Your objective:
Go over the entries below line by line, copying each one that contains the word "this".

━━━ Data to use ━━━

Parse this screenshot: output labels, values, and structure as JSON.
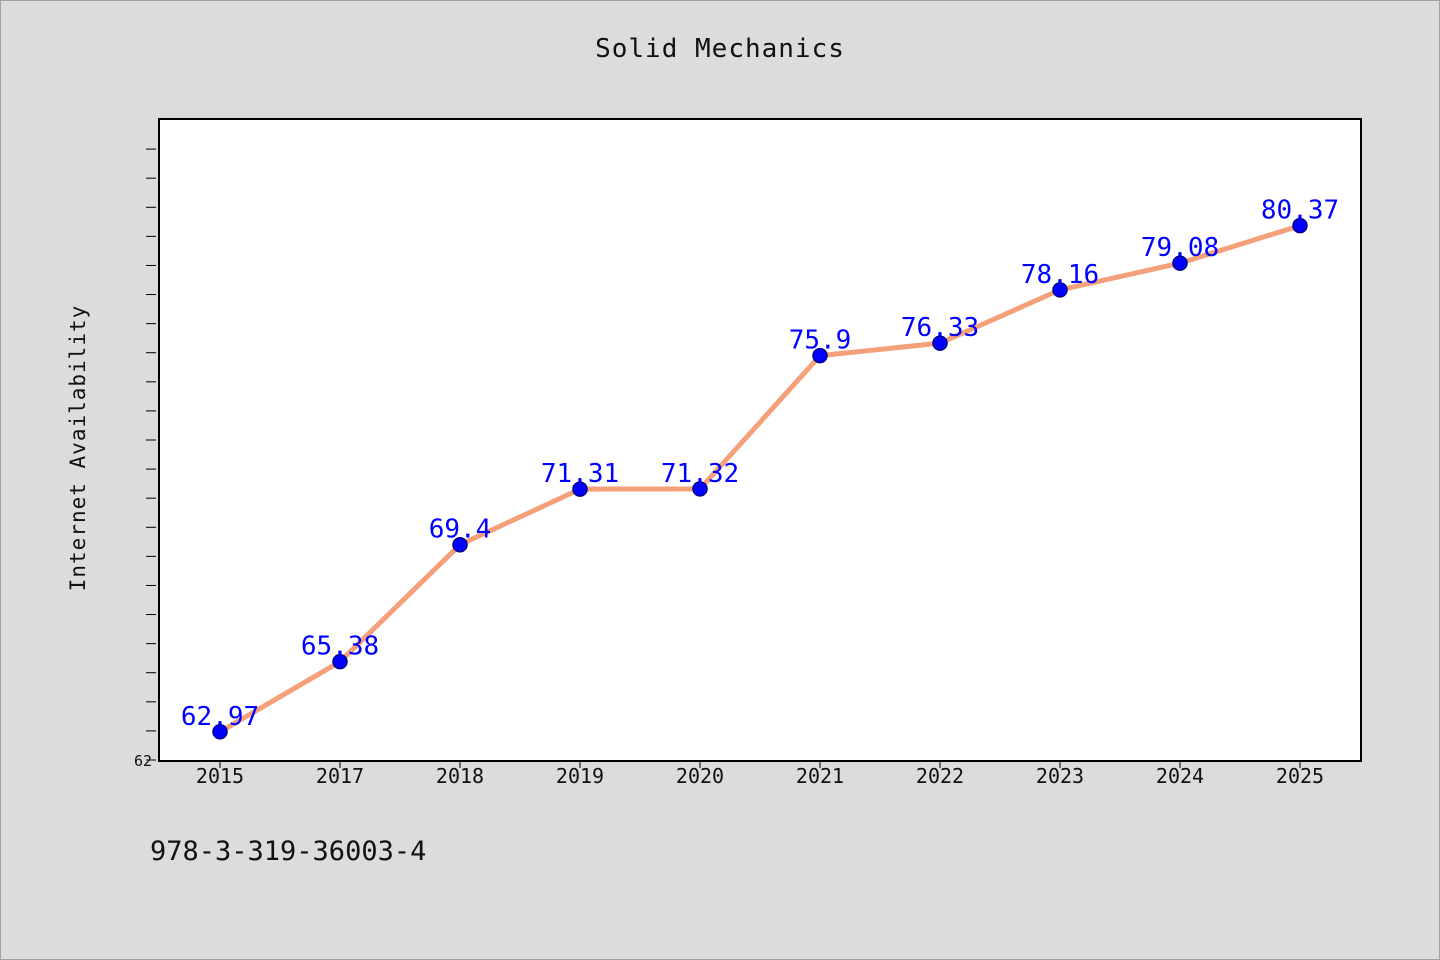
{
  "chart_data": {
    "type": "line",
    "title": "Solid Mechanics",
    "xlabel": "",
    "ylabel": "Internet Availability",
    "categories": [
      "2015",
      "2017",
      "2018",
      "2019",
      "2020",
      "2021",
      "2022",
      "2023",
      "2024",
      "2025"
    ],
    "series": [
      {
        "values": [
          62.97,
          65.38,
          69.4,
          71.31,
          71.32,
          75.9,
          76.33,
          78.16,
          79.08,
          80.37
        ],
        "labels": [
          "62.97",
          "65.38",
          "69.4",
          "71.31",
          "71.32",
          "75.9",
          "76.33",
          "78.16",
          "79.08",
          "80.37"
        ],
        "line_color": "#f4a07a",
        "marker_color": "#0000ff",
        "label_color": "#0000ff"
      }
    ],
    "ylim": [
      62,
      84
    ],
    "y_tick_labels": [
      "62"
    ],
    "grid": false,
    "legend": "none"
  },
  "footer": {
    "isbn": "978-3-319-36003-4"
  }
}
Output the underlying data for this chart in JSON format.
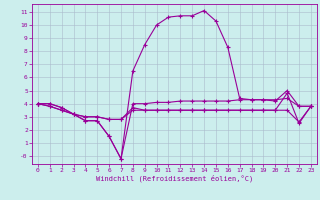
{
  "xlabel": "Windchill (Refroidissement éolien,°C)",
  "background_color": "#cceeed",
  "grid_color": "#aabbcc",
  "line_color": "#990099",
  "xlim": [
    -0.5,
    23.5
  ],
  "ylim": [
    -0.6,
    11.6
  ],
  "yticks": [
    0,
    1,
    2,
    3,
    4,
    5,
    6,
    7,
    8,
    9,
    10,
    11
  ],
  "xticks": [
    0,
    1,
    2,
    3,
    4,
    5,
    6,
    7,
    8,
    9,
    10,
    11,
    12,
    13,
    14,
    15,
    16,
    17,
    18,
    19,
    20,
    21,
    22,
    23
  ],
  "line1_x": [
    0,
    1,
    2,
    3,
    4,
    5,
    6,
    7,
    8,
    9,
    10,
    11,
    12,
    13,
    14,
    15,
    16,
    17,
    18,
    19,
    20,
    21,
    22,
    23
  ],
  "line1_y": [
    4.0,
    4.0,
    3.7,
    3.2,
    2.7,
    2.7,
    1.5,
    -0.2,
    6.5,
    8.5,
    10.0,
    10.6,
    10.7,
    10.7,
    11.1,
    10.3,
    8.3,
    4.4,
    4.3,
    4.3,
    4.2,
    5.0,
    3.8,
    3.8
  ],
  "line2_x": [
    0,
    1,
    2,
    3,
    4,
    5,
    6,
    7,
    8,
    9,
    10,
    11,
    12,
    13,
    14,
    15,
    16,
    17,
    18,
    19,
    20,
    21,
    22,
    23
  ],
  "line2_y": [
    4.0,
    4.0,
    3.7,
    3.2,
    2.7,
    2.7,
    1.5,
    -0.2,
    4.0,
    4.0,
    4.1,
    4.1,
    4.2,
    4.2,
    4.2,
    4.2,
    4.2,
    4.3,
    4.3,
    4.3,
    4.3,
    4.4,
    3.8,
    3.8
  ],
  "line3_x": [
    0,
    1,
    2,
    3,
    4,
    5,
    6,
    7,
    8,
    9,
    10,
    11,
    12,
    13,
    14,
    15,
    16,
    17,
    18,
    19,
    20,
    21,
    22,
    23
  ],
  "line3_y": [
    4.0,
    3.8,
    3.5,
    3.2,
    3.0,
    3.0,
    2.8,
    2.8,
    3.7,
    3.5,
    3.5,
    3.5,
    3.5,
    3.5,
    3.5,
    3.5,
    3.5,
    3.5,
    3.5,
    3.5,
    3.5,
    3.5,
    2.6,
    3.8
  ],
  "line4_x": [
    0,
    1,
    2,
    3,
    4,
    5,
    6,
    7,
    8,
    9,
    10,
    11,
    12,
    13,
    14,
    19,
    20,
    21,
    22,
    23
  ],
  "line4_y": [
    4.0,
    3.8,
    3.5,
    3.2,
    3.0,
    3.0,
    2.8,
    2.8,
    3.5,
    3.5,
    3.5,
    3.5,
    3.5,
    3.5,
    3.5,
    3.5,
    3.5,
    4.8,
    2.5,
    3.8
  ]
}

━━━

Output of the task:
Parse this screenshot: output labels, values, and structure as JSON.
Output the underlying data for this chart in JSON format.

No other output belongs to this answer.